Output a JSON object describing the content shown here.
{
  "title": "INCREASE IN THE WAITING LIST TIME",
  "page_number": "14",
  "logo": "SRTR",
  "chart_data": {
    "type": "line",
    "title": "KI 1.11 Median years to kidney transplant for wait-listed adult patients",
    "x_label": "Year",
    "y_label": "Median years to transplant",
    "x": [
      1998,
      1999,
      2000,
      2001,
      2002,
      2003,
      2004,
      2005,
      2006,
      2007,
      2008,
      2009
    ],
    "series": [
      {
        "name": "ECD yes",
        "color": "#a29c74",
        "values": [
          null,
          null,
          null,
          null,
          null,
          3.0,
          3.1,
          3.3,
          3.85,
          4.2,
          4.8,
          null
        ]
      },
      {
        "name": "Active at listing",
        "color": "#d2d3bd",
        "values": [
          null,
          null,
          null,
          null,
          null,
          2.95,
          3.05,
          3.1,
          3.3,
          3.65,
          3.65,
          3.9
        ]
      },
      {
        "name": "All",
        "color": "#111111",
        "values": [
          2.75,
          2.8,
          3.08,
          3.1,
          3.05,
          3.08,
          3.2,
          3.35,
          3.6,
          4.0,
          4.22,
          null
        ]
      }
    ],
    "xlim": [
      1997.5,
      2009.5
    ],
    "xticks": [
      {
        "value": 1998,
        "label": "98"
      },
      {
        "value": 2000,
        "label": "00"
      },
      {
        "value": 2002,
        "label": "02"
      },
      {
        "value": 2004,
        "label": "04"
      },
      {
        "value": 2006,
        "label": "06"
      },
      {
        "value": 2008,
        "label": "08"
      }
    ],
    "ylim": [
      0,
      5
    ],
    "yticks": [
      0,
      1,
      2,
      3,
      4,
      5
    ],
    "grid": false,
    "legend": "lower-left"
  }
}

## Task statement
The word to look for is "color"; copy out every line of the entries that holds it.

## Task output
        "color": "#a29c74",
        "color": "#d2d3bd",
        "color": "#111111",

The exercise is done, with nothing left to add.